Objective: Below are the records; locate each line with the word "icon" and copy it.

* Start Supplied records *

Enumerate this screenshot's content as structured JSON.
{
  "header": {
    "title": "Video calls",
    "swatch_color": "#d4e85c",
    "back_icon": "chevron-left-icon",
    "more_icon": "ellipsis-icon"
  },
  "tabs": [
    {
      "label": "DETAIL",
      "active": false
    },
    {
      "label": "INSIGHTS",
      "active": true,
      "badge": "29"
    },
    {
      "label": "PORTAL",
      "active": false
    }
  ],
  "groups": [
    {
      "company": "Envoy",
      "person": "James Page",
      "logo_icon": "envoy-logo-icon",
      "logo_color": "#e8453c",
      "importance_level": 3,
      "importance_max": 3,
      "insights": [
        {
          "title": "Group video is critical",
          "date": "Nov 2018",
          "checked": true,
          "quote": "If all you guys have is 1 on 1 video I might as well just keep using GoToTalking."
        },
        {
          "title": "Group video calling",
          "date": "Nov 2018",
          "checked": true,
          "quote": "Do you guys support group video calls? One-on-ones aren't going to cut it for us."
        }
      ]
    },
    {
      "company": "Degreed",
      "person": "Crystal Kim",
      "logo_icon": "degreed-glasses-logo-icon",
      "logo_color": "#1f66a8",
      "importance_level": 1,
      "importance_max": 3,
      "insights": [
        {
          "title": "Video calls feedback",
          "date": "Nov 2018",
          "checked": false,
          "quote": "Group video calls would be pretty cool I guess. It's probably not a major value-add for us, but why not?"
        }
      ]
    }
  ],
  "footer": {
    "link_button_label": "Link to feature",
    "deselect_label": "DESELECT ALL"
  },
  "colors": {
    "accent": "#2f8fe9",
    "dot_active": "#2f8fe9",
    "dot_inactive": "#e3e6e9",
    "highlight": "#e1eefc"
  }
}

* End Supplied records *

Exercise output:
    "back_icon": "chevron-left-icon",
    "more_icon": "ellipsis-icon"
      "logo_icon": "envoy-logo-icon",
      "logo_icon": "degreed-glasses-logo-icon",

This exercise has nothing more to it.